● **TASK DIRECTIONS**
Transcribe the listing word for word.

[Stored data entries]
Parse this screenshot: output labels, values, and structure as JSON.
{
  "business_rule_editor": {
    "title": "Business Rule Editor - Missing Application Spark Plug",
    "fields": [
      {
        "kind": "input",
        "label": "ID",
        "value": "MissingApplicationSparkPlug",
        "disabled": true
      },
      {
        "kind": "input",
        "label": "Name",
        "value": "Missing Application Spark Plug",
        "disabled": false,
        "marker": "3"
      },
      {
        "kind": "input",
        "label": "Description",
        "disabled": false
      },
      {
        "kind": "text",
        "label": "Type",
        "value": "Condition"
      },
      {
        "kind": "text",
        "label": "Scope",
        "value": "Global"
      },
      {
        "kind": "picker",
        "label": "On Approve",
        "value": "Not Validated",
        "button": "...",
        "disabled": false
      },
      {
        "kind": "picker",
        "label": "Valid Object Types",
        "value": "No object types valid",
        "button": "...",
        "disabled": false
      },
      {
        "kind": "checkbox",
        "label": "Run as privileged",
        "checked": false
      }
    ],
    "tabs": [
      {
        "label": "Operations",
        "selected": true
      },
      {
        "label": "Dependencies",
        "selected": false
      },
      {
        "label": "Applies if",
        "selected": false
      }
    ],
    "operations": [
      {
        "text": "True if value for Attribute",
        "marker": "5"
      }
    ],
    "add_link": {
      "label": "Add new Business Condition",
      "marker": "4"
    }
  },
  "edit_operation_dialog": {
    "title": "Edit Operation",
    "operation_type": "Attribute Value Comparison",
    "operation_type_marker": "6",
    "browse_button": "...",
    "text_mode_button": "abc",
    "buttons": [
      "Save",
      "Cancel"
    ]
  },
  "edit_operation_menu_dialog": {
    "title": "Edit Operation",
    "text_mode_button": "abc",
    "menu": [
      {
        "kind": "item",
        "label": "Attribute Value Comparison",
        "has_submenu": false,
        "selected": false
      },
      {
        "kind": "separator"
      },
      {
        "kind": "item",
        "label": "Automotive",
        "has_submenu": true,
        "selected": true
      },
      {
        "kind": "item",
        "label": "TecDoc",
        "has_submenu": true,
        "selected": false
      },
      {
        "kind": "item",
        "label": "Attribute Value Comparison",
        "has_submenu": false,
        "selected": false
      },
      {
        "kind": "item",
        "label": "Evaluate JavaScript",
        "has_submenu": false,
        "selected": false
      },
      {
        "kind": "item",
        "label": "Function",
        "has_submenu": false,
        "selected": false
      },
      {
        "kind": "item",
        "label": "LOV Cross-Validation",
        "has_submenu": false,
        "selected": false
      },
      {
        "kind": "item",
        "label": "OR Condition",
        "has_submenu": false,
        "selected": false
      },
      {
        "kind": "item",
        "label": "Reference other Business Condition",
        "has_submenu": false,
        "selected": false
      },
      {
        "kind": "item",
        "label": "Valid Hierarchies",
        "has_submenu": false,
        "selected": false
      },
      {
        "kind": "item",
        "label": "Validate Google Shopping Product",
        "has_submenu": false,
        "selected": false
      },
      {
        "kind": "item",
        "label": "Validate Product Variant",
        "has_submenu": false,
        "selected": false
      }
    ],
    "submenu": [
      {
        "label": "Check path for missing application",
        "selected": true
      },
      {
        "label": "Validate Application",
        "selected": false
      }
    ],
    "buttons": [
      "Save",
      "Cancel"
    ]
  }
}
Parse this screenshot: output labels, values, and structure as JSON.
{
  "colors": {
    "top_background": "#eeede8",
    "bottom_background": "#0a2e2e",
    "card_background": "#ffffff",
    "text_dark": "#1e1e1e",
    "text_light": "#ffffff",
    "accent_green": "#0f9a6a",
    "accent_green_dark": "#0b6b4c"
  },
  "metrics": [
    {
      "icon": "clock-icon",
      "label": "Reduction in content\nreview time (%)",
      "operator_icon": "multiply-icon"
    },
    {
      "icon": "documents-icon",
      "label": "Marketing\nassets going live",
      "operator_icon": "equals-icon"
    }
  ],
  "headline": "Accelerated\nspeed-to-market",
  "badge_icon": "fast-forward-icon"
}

● **FINAL RESULT**
Parse this screenshot: output labels, values, and structure as JSON.
{
  "business_rule_editor": {
    "title": "Business Rule Editor - Missing Application Spark Plug",
    "fields": [
      {
        "kind": "input",
        "label": "ID",
        "value": "MissingApplicationSparkPlug",
        "disabled": true
      },
      {
        "kind": "input",
        "label": "Name",
        "value": "Missing Application Spark Plug",
        "disabled": false,
        "marker": "3"
      },
      {
        "kind": "input",
        "label": "Description",
        "disabled": false
      },
      {
        "kind": "text",
        "label": "Type",
        "value": "Condition"
      },
      {
        "kind": "text",
        "label": "Scope",
        "value": "Global"
      },
      {
        "kind": "picker",
        "label": "On Approve",
        "value": "Not Validated",
        "button": "...",
        "disabled": false
      },
      {
        "kind": "picker",
        "label": "Valid Object Types",
        "value": "No object types valid",
        "button": "...",
        "disabled": false
      },
      {
        "kind": "checkbox",
        "label": "Run as privileged",
        "checked": false
      }
    ],
    "tabs": [
      {
        "label": "Operations",
        "selected": true
      },
      {
        "label": "Dependencies",
        "selected": false
      },
      {
        "label": "Applies if",
        "selected": false
      }
    ],
    "operations": [
      {
        "text": "True if value for Attribute",
        "marker": "5"
      }
    ],
    "add_link": {
      "label": "Add new Business Condition",
      "marker": "4"
    }
  },
  "edit_operation_dialog": {
    "title": "Edit Operation",
    "operation_type": "Attribute Value Comparison",
    "operation_type_marker": "6",
    "browse_button": "...",
    "text_mode_button": "abc",
    "buttons": [
      "Save",
      "Cancel"
    ]
  },
  "edit_operation_menu_dialog": {
    "title": "Edit Operation",
    "text_mode_button": "abc",
    "menu": [
      {
        "kind": "item",
        "label": "Attribute Value Comparison",
        "has_submenu": false,
        "selected": false
      },
      {
        "kind": "separator"
      },
      {
        "kind": "item",
        "label": "Automotive",
        "has_submenu": true,
        "selected": true
      },
      {
        "kind": "item",
        "label": "TecDoc",
        "has_submenu": true,
        "selected": false
      },
      {
        "kind": "item",
        "label": "Attribute Value Comparison",
        "has_submenu": false,
        "selected": false
      },
      {
        "kind": "item",
        "label": "Evaluate JavaScript",
        "has_submenu": false,
        "selected": false
      },
      {
        "kind": "item",
        "label": "Function",
        "has_submenu": false,
        "selected": false
      },
      {
        "kind": "item",
        "label": "LOV Cross-Validation",
        "has_submenu": false,
        "selected": false
      },
      {
        "kind": "item",
        "label": "OR Condition",
        "has_submenu": false,
        "selected": false
      },
      {
        "kind": "item",
        "label": "Reference other Business Condition",
        "has_submenu": false,
        "selected": false
      },
      {
        "kind": "item",
        "label": "Valid Hierarchies",
        "has_submenu": false,
        "selected": false
      },
      {
        "kind": "item",
        "label": "Validate Google Shopping Product",
        "has_submenu": false,
        "selected": false
      },
      {
        "kind": "item",
        "label": "Validate Product Variant",
        "has_submenu": false,
        "selected": false
      }
    ],
    "submenu": [
      {
        "label": "Check path for missing application",
        "selected": true
      },
      {
        "label": "Validate Application",
        "selected": false
      }
    ],
    "buttons": [
      "Save",
      "Cancel"
    ]
  }
}
Parse this screenshot: output labels, values, and structure as JSON.
{
  "colors": {
    "top_background": "#eeede8",
    "bottom_background": "#0a2e2e",
    "card_background": "#ffffff",
    "text_dark": "#1e1e1e",
    "text_light": "#ffffff",
    "accent_green": "#0f9a6a",
    "accent_green_dark": "#0b6b4c"
  },
  "metrics": [
    {
      "icon": "clock-icon",
      "label": "Reduction in content\nreview time (%)",
      "operator_icon": "multiply-icon"
    },
    {
      "icon": "documents-icon",
      "label": "Marketing\nassets going live",
      "operator_icon": "equals-icon"
    }
  ],
  "headline": "Accelerated\nspeed-to-market",
  "badge_icon": "fast-forward-icon"
}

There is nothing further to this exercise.